* TASK INSTRUCTIONS
Your task is to reproduce exactly the lines from the line with "Type out the text in this image." through the end of the records below.

* GIVEN RECORDS

**********

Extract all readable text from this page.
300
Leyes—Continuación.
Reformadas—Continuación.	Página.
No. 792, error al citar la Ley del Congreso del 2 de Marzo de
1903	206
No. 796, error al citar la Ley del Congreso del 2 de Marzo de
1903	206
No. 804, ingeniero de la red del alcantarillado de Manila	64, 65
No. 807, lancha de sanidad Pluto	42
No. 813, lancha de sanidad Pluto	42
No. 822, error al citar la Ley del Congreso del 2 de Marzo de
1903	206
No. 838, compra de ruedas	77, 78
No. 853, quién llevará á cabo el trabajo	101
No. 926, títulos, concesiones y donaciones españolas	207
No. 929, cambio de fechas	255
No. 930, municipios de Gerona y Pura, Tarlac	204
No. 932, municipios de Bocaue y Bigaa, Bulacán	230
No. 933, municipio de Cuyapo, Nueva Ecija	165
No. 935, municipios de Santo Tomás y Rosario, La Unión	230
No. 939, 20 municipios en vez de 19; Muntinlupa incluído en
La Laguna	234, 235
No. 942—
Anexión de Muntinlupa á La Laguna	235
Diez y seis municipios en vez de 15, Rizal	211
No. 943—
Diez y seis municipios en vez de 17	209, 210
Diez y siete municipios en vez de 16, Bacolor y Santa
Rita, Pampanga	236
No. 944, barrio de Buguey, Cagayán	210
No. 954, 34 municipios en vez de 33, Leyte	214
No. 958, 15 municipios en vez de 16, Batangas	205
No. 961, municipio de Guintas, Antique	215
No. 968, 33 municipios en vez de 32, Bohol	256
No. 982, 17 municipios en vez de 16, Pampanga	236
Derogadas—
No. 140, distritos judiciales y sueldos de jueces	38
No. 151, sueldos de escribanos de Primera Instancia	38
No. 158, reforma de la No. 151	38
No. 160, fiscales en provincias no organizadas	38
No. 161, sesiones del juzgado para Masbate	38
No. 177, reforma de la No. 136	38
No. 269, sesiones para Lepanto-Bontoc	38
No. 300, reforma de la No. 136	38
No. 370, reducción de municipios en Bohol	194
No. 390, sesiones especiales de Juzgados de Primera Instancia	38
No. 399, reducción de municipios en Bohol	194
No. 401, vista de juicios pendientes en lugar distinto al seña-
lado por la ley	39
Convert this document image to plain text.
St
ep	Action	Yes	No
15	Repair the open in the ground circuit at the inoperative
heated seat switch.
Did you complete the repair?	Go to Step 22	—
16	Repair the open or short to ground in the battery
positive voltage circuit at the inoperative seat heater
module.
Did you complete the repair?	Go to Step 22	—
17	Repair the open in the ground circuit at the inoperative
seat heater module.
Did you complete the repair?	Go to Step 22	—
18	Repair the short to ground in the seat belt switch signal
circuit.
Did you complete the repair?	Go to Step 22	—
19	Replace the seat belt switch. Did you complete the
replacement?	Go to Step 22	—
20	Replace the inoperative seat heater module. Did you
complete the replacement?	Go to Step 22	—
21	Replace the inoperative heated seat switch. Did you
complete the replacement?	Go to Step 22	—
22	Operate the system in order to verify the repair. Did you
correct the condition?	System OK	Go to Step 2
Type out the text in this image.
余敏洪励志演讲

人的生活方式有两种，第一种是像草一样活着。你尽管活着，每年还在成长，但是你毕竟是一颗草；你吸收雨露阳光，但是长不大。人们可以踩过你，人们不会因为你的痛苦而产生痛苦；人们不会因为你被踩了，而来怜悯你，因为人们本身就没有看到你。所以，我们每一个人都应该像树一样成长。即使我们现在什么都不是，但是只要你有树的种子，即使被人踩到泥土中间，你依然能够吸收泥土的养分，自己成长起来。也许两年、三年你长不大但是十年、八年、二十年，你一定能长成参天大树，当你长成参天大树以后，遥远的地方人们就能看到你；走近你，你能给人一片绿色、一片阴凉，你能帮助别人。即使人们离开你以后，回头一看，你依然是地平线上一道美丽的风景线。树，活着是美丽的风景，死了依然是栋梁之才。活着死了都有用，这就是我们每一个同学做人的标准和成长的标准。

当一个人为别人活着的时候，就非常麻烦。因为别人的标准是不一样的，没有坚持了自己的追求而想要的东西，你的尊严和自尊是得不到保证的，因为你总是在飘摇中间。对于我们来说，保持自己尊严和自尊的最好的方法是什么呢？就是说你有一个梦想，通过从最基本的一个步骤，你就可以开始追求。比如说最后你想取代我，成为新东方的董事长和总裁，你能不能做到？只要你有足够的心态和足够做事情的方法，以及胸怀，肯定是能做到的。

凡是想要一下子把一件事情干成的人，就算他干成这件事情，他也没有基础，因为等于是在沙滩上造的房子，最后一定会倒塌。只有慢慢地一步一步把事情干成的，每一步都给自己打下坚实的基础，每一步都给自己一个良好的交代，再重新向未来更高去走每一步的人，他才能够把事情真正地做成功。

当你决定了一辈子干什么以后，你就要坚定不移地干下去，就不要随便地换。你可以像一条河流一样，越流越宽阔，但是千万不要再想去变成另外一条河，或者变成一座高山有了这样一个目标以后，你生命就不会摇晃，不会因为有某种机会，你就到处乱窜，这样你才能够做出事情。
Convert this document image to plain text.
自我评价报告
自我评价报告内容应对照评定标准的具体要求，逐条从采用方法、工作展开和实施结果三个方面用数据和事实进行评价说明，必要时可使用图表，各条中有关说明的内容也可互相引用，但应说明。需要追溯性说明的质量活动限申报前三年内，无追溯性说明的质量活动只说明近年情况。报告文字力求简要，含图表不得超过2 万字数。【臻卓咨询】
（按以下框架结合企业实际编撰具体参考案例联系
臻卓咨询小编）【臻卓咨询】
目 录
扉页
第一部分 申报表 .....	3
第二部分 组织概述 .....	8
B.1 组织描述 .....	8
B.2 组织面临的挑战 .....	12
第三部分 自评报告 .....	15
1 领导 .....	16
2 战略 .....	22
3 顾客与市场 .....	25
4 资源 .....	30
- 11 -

**********

* SOLUTION
Type out the text in this image.
余敏洪励志演讲

人的生活方式有两种，第一种是像草一样活着。你尽管活着，每年还在成长，但是你毕竟是一颗草；你吸收雨露阳光，但是长不大。人们可以踩过你，人们不会因为你的痛苦而产生痛苦；人们不会因为你被踩了，而来怜悯你，因为人们本身就没有看到你。所以，我们每一个人都应该像树一样成长。即使我们现在什么都不是，但是只要你有树的种子，即使被人踩到泥土中间，你依然能够吸收泥土的养分，自己成长起来。也许两年、三年你长不大但是十年、八年、二十年，你一定能长成参天大树，当你长成参天大树以后，遥远的地方人们就能看到你；走近你，你能给人一片绿色、一片阴凉，你能帮助别人。即使人们离开你以后，回头一看，你依然是地平线上一道美丽的风景线。树，活着是美丽的风景，死了依然是栋梁之才。活着死了都有用，这就是我们每一个同学做人的标准和成长的标准。

当一个人为别人活着的时候，就非常麻烦。因为别人的标准是不一样的，没有坚持了自己的追求而想要的东西，你的尊严和自尊是得不到保证的，因为你总是在飘摇中间。对于我们来说，保持自己尊严和自尊的最好的方法是什么呢？就是说你有一个梦想，通过从最基本的一个步骤，你就可以开始追求。比如说最后你想取代我，成为新东方的董事长和总裁，你能不能做到？只要你有足够的心态和足够做事情的方法，以及胸怀，肯定是能做到的。

凡是想要一下子把一件事情干成的人，就算他干成这件事情，他也没有基础，因为等于是在沙滩上造的房子，最后一定会倒塌。只有慢慢地一步一步把事情干成的，每一步都给自己打下坚实的基础，每一步都给自己一个良好的交代，再重新向未来更高去走每一步的人，他才能够把事情真正地做成功。

当你决定了一辈子干什么以后，你就要坚定不移地干下去，就不要随便地换。你可以像一条河流一样，越流越宽阔，但是千万不要再想去变成另外一条河，或者变成一座高山有了这样一个目标以后，你生命就不会摇晃，不会因为有某种机会，你就到处乱窜，这样你才能够做出事情。
Convert this document image to plain text.
自我评价报告
自我评价报告内容应对照评定标准的具体要求，逐条从采用方法、工作展开和实施结果三个方面用数据和事实进行评价说明，必要时可使用图表，各条中有关说明的内容也可互相引用，但应说明。需要追溯性说明的质量活动限申报前三年内，无追溯性说明的质量活动只说明近年情况。报告文字力求简要，含图表不得超过2 万字数。【臻卓咨询】
（按以下框架结合企业实际编撰具体参考案例联系
臻卓咨询小编）【臻卓咨询】
目 录
扉页
第一部分 申报表 .....	3
第二部分 组织概述 .....	8
B.1 组织描述 .....	8
B.2 组织面临的挑战 .....	12
第三部分 自评报告 .....	15
1 领导 .....	16
2 战略 .....	22
3 顾客与市场 .....	25
4 资源 .....	30
- 11 -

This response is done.